TASK REQUIREMENTS » Copy the data precisely, keeping every character.

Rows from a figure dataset
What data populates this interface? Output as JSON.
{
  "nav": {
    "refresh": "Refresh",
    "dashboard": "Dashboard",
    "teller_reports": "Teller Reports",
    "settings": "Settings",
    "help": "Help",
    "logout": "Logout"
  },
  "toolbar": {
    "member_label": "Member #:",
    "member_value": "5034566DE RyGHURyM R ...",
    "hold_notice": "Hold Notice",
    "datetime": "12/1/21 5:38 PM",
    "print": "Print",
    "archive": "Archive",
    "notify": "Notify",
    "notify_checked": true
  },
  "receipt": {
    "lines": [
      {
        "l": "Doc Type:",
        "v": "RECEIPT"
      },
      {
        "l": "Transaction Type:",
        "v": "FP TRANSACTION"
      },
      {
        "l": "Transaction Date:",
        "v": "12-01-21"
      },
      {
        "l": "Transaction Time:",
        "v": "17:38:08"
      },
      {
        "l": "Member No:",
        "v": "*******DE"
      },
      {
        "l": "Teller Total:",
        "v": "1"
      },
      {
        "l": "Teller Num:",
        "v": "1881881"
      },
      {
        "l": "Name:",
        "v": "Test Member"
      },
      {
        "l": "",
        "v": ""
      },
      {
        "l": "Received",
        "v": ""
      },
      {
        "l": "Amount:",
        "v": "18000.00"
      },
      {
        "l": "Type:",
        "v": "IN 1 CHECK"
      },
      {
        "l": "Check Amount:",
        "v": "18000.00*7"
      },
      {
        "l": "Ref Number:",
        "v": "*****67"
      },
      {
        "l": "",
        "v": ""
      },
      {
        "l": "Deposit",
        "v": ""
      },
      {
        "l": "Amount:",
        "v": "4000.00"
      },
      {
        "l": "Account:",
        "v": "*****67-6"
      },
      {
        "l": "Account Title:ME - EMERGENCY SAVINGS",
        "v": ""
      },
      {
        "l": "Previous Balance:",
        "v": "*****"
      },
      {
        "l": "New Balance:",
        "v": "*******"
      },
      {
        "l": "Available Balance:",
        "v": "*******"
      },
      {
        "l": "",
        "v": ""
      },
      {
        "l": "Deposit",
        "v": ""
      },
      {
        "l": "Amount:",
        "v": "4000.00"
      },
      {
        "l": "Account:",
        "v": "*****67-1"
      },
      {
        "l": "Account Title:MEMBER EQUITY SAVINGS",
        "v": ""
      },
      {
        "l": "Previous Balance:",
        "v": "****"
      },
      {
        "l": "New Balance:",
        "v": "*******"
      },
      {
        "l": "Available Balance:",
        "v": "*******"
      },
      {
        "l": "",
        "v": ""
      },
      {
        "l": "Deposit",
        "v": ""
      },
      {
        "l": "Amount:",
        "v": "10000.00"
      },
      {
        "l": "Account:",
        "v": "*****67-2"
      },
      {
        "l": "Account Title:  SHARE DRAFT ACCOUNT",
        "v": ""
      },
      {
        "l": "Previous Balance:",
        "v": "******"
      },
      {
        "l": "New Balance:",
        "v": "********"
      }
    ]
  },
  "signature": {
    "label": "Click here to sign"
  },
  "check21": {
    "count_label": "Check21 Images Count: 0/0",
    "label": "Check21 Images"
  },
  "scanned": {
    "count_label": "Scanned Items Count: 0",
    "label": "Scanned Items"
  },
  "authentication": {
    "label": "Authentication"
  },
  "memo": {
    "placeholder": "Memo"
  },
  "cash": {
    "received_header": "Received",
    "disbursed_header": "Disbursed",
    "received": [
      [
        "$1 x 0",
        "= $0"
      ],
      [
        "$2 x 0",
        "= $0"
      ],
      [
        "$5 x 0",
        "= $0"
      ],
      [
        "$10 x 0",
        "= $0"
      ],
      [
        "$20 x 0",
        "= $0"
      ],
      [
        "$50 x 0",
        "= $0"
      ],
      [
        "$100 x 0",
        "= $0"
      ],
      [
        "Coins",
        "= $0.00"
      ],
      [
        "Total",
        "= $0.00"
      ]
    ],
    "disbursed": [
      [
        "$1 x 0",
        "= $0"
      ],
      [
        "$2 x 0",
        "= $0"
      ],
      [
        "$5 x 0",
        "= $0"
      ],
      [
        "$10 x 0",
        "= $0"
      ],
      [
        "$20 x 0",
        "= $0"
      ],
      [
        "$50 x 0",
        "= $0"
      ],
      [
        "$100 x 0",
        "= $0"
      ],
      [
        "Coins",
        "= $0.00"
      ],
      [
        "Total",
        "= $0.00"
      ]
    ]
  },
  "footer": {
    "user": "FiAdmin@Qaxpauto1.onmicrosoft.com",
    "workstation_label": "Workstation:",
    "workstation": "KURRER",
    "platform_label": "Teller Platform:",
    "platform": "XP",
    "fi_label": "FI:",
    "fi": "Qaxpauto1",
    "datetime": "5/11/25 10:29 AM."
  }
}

CORRECT OUTPUT »
What data populates this interface? Output as JSON.
{
  "nav": {
    "refresh": "Refresh",
    "dashboard": "Dashboard",
    "teller_reports": "Teller Reports",
    "settings": "Settings",
    "help": "Help",
    "logout": "Logout"
  },
  "toolbar": {
    "member_label": "Member #:",
    "member_value": "5034566DE RyGHURyM R ...",
    "hold_notice": "Hold Notice",
    "datetime": "12/1/21 5:38 PM",
    "print": "Print",
    "archive": "Archive",
    "notify": "Notify",
    "notify_checked": true
  },
  "receipt": {
    "lines": [
      {
        "l": "Doc Type:",
        "v": "RECEIPT"
      },
      {
        "l": "Transaction Type:",
        "v": "FP TRANSACTION"
      },
      {
        "l": "Transaction Date:",
        "v": "12-01-21"
      },
      {
        "l": "Transaction Time:",
        "v": "17:38:08"
      },
      {
        "l": "Member No:",
        "v": "*******DE"
      },
      {
        "l": "Teller Total:",
        "v": "1"
      },
      {
        "l": "Teller Num:",
        "v": "1881881"
      },
      {
        "l": "Name:",
        "v": "Test Member"
      },
      {
        "l": "",
        "v": ""
      },
      {
        "l": "Received",
        "v": ""
      },
      {
        "l": "Amount:",
        "v": "18000.00"
      },
      {
        "l": "Type:",
        "v": "IN 1 CHECK"
      },
      {
        "l": "Check Amount:",
        "v": "18000.00*7"
      },
      {
        "l": "Ref Number:",
        "v": "*****67"
      },
      {
        "l": "",
        "v": ""
      },
      {
        "l": "Deposit",
        "v": ""
      },
      {
        "l": "Amount:",
        "v": "4000.00"
      },
      {
        "l": "Account:",
        "v": "*****67-6"
      },
      {
        "l": "Account Title:ME - EMERGENCY SAVINGS",
        "v": ""
      },
      {
        "l": "Previous Balance:",
        "v": "*****"
      },
      {
        "l": "New Balance:",
        "v": "*******"
      },
      {
        "l": "Available Balance:",
        "v": "*******"
      },
      {
        "l": "",
        "v": ""
      },
      {
        "l": "Deposit",
        "v": ""
      },
      {
        "l": "Amount:",
        "v": "4000.00"
      },
      {
        "l": "Account:",
        "v": "*****67-1"
      },
      {
        "l": "Account Title:MEMBER EQUITY SAVINGS",
        "v": ""
      },
      {
        "l": "Previous Balance:",
        "v": "****"
      },
      {
        "l": "New Balance:",
        "v": "*******"
      },
      {
        "l": "Available Balance:",
        "v": "*******"
      },
      {
        "l": "",
        "v": ""
      },
      {
        "l": "Deposit",
        "v": ""
      },
      {
        "l": "Amount:",
        "v": "10000.00"
      },
      {
        "l": "Account:",
        "v": "*****67-2"
      },
      {
        "l": "Account Title:  SHARE DRAFT ACCOUNT",
        "v": ""
      },
      {
        "l": "Previous Balance:",
        "v": "******"
      },
      {
        "l": "New Balance:",
        "v": "********"
      }
    ]
  },
  "signature": {
    "label": "Click here to sign"
  },
  "check21": {
    "count_label": "Check21 Images Count: 0/0",
    "label": "Check21 Images"
  },
  "scanned": {
    "count_label": "Scanned Items Count: 0",
    "label": "Scanned Items"
  },
  "authentication": {
    "label": "Authentication"
  },
  "memo": {
    "placeholder": "Memo"
  },
  "cash": {
    "received_header": "Received",
    "disbursed_header": "Disbursed",
    "received": [
      [
        "$1 x 0",
        "= $0"
      ],
      [
        "$2 x 0",
        "= $0"
      ],
      [
        "$5 x 0",
        "= $0"
      ],
      [
        "$10 x 0",
        "= $0"
      ],
      [
        "$20 x 0",
        "= $0"
      ],
      [
        "$50 x 0",
        "= $0"
      ],
      [
        "$100 x 0",
        "= $0"
      ],
      [
        "Coins",
        "= $0.00"
      ],
      [
        "Total",
        "= $0.00"
      ]
    ],
    "disbursed": [
      [
        "$1 x 0",
        "= $0"
      ],
      [
        "$2 x 0",
        "= $0"
      ],
      [
        "$5 x 0",
        "= $0"
      ],
      [
        "$10 x 0",
        "= $0"
      ],
      [
        "$20 x 0",
        "= $0"
      ],
      [
        "$50 x 0",
        "= $0"
      ],
      [
        "$100 x 0",
        "= $0"
      ],
      [
        "Coins",
        "= $0.00"
      ],
      [
        "Total",
        "= $0.00"
      ]
    ]
  },
  "footer": {
    "user": "FiAdmin@Qaxpauto1.onmicrosoft.com",
    "workstation_label": "Workstation:",
    "workstation": "KURRER",
    "platform_label": "Teller Platform:",
    "platform": "XP",
    "fi_label": "FI:",
    "fi": "Qaxpauto1",
    "datetime": "5/11/25 10:29 AM."
  }
}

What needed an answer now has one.